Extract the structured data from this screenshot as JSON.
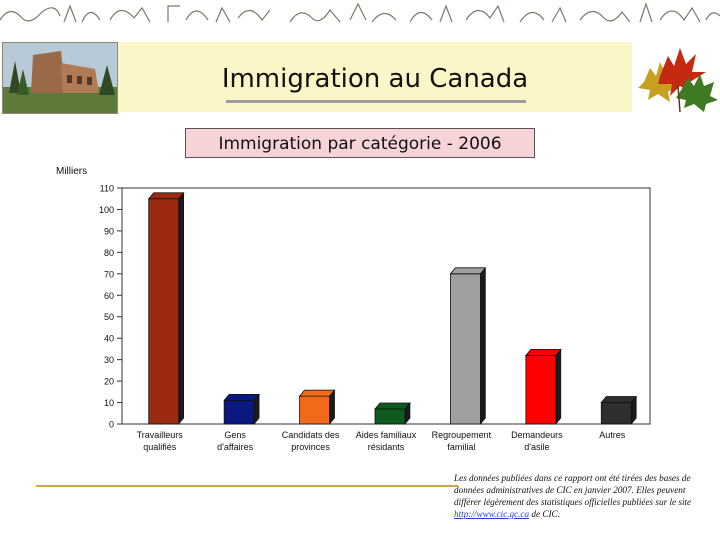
{
  "header": {
    "title": "Immigration au Canada",
    "subtitle": "Immigration par catégorie - 2006"
  },
  "images": {
    "photo": "building-photo",
    "leaves": "maple-leaves-icon"
  },
  "chart_data": {
    "type": "bar",
    "unit_label": "Milliers",
    "categories": [
      [
        "Travailleurs",
        "qualifiés"
      ],
      [
        "Gens",
        "d'affaires"
      ],
      [
        "Candidats des",
        "provinces"
      ],
      [
        "Aides familiaux",
        "résidants"
      ],
      [
        "Regroupement",
        "familial"
      ],
      [
        "Demandeurs",
        "d'asile"
      ],
      [
        "Autres"
      ]
    ],
    "values": [
      105,
      11,
      13,
      7,
      70,
      32,
      10
    ],
    "colors": [
      "#9b2a10",
      "#0a1880",
      "#f06a1a",
      "#0c5a1e",
      "#a0a0a0",
      "#ff0000",
      "#2e2e2e"
    ],
    "ylim": [
      0,
      110
    ],
    "yticks": [
      0,
      10,
      20,
      30,
      40,
      50,
      60,
      70,
      80,
      90,
      100,
      110
    ],
    "grid": false,
    "legend": "none"
  },
  "footnote": {
    "text": "Les données publiées dans ce rapport ont été tirées des bases de données administratives de CIC en janvier 2007. Elles peuvent différer légèrement des statistiques officielles publiées sur le site ",
    "link": "http://www.cic.gc.ca",
    "suffix": " de CIC."
  }
}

What is required: Search the listing above for the string "Immigration". Copy every line that contains it.

Exercise result:
    "title": "Immigration au Canada",
    "subtitle": "Immigration par catégorie - 2006"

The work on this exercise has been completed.